--- WHAT TO DO ---
Find every line in the records below that holds the word "Documents", and copy each one.

--- RAW DATA ---
==================================================
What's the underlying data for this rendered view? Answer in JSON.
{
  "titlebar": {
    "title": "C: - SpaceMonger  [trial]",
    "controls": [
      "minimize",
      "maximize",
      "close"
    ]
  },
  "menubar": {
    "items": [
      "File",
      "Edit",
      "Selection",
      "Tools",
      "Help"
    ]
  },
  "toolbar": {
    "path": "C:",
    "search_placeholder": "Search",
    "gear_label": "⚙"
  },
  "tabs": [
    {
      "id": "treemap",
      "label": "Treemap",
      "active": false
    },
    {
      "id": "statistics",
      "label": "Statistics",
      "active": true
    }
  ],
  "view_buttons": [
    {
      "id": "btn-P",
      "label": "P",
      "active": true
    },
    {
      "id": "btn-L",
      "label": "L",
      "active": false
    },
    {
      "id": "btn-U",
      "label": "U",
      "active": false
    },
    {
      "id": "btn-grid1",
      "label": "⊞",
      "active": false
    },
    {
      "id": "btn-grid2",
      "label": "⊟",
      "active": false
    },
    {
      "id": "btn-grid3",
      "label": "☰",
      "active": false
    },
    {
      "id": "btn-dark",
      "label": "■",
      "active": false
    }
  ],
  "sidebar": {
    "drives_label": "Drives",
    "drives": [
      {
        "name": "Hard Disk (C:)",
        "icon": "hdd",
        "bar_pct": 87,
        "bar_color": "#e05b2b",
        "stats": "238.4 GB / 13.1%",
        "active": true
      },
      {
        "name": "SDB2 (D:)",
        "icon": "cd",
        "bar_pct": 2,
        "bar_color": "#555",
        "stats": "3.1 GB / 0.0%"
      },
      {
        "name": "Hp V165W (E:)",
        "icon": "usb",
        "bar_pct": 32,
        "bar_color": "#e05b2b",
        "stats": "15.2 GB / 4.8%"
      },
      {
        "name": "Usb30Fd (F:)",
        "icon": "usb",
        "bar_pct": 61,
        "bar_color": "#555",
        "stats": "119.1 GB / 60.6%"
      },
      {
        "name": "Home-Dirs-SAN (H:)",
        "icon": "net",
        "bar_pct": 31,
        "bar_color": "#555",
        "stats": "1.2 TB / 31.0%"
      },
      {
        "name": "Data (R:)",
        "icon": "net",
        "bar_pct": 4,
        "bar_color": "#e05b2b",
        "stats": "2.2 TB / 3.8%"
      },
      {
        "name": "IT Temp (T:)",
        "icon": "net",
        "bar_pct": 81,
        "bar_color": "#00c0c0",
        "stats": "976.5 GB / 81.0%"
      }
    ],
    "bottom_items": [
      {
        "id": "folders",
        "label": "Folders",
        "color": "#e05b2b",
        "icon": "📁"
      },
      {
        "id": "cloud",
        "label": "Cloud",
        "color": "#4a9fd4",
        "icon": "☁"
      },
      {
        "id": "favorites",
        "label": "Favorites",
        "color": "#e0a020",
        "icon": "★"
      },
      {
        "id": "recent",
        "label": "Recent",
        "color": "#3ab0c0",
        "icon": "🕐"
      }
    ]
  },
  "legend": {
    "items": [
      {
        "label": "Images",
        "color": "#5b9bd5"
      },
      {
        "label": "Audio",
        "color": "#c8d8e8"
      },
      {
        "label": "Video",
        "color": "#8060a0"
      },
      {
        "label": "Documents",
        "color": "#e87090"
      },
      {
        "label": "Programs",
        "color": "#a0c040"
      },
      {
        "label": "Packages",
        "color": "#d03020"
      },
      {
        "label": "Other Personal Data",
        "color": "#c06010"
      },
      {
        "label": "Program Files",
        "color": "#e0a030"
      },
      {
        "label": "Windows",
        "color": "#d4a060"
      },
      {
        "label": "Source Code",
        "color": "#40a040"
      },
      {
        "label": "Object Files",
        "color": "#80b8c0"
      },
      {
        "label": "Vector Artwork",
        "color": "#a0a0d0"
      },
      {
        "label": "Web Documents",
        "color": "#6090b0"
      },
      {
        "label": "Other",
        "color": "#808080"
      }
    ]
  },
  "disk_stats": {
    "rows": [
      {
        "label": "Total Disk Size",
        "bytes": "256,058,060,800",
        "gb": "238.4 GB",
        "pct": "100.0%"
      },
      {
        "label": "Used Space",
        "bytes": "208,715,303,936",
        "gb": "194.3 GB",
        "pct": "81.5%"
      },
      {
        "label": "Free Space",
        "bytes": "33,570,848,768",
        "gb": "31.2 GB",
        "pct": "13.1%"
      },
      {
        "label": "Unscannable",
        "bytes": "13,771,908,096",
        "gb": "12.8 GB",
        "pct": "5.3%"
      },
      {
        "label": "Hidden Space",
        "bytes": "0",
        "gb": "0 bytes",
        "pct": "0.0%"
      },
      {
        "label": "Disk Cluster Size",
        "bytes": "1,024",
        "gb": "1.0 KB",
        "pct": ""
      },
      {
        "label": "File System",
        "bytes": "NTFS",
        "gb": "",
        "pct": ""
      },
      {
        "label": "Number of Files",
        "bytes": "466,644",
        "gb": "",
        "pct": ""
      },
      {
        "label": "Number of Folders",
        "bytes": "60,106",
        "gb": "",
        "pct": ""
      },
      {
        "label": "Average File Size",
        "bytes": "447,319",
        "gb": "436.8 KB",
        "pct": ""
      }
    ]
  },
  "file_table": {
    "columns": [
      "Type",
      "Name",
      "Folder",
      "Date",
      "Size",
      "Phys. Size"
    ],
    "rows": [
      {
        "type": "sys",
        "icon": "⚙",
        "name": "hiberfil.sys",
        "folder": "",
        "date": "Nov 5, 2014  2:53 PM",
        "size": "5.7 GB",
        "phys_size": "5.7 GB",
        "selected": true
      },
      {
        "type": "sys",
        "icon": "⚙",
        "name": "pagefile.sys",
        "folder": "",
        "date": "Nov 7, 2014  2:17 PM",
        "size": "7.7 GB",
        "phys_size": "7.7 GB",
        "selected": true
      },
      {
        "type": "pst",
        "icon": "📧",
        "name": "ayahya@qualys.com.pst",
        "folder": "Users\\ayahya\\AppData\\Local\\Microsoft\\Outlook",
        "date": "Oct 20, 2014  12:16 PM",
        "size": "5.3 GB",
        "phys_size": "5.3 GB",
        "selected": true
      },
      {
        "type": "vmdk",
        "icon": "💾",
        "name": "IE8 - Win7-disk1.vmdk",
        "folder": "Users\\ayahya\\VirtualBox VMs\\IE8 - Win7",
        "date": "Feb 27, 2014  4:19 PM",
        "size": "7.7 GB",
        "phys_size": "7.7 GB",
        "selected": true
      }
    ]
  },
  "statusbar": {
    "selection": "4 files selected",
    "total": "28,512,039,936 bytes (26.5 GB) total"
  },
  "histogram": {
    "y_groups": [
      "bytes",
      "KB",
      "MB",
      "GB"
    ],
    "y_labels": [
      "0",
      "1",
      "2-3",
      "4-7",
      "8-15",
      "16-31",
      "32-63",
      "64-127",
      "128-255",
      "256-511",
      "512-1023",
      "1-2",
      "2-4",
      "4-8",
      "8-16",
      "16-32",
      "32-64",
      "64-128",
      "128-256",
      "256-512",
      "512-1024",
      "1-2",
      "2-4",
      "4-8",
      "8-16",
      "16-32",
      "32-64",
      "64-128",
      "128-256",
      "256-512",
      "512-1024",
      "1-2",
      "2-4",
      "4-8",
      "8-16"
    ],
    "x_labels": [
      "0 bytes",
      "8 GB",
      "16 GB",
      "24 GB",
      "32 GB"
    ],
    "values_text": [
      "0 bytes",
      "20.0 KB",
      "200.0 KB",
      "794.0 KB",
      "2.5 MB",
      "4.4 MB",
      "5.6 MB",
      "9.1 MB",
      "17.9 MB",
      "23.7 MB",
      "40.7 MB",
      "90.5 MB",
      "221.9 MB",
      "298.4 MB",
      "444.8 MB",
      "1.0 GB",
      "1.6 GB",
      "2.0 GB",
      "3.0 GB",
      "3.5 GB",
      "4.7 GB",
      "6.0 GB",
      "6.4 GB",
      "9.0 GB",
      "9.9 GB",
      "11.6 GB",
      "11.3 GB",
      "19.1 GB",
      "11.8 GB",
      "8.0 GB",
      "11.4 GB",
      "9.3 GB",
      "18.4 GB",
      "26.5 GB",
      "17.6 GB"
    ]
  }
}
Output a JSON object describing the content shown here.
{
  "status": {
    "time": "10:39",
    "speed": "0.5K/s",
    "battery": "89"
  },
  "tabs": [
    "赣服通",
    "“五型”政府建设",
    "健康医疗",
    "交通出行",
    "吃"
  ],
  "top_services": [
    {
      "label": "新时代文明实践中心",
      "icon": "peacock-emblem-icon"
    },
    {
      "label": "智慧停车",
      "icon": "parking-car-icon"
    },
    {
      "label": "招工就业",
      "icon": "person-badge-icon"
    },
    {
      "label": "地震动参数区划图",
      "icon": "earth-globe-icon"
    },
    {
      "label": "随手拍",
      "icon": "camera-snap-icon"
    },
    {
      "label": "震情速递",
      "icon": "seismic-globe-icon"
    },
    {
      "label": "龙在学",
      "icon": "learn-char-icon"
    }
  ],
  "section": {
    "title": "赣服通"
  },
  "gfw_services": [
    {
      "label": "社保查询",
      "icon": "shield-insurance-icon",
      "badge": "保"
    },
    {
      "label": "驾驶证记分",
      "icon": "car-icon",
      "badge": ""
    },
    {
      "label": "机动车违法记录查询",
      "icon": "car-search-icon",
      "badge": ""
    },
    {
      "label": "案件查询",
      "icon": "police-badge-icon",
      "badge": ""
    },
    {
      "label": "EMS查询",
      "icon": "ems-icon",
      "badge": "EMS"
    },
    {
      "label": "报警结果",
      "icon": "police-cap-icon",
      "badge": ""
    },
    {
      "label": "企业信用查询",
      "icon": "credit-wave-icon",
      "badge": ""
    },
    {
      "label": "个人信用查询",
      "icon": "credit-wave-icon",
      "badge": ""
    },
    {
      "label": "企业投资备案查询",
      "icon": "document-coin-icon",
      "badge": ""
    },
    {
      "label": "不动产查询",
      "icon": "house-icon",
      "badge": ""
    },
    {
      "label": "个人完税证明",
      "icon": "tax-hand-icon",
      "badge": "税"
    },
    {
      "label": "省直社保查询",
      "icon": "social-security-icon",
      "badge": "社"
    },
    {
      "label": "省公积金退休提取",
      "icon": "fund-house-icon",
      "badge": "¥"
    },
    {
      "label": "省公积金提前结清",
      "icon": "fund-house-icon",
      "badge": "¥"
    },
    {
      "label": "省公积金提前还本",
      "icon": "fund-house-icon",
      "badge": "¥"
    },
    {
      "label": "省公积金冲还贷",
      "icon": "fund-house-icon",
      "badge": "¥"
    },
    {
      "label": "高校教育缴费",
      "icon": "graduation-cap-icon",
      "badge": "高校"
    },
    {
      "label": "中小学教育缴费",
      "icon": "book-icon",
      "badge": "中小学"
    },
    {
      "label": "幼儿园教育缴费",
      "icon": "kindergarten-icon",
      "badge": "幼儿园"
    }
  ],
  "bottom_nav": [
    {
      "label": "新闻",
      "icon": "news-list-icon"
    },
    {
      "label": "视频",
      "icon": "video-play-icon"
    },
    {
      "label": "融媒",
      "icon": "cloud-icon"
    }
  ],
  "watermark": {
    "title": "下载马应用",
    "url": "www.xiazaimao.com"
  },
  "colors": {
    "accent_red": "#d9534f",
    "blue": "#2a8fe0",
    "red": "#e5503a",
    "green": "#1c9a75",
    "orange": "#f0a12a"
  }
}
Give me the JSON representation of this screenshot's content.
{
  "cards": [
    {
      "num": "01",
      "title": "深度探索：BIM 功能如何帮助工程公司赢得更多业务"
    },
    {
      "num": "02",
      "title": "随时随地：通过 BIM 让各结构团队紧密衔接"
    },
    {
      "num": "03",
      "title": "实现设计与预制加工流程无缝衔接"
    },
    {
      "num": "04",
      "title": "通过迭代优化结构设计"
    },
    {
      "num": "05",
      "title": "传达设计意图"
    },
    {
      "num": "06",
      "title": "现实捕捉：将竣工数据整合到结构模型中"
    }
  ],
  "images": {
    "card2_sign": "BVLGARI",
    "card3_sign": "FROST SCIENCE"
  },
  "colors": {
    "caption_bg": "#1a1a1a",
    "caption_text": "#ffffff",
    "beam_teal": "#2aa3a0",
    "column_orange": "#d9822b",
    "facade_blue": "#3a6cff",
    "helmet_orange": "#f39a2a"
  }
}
==================================================
--- EXERCISE SOLUTION ---
        "label": "Documents",
        "label": "Web Documents",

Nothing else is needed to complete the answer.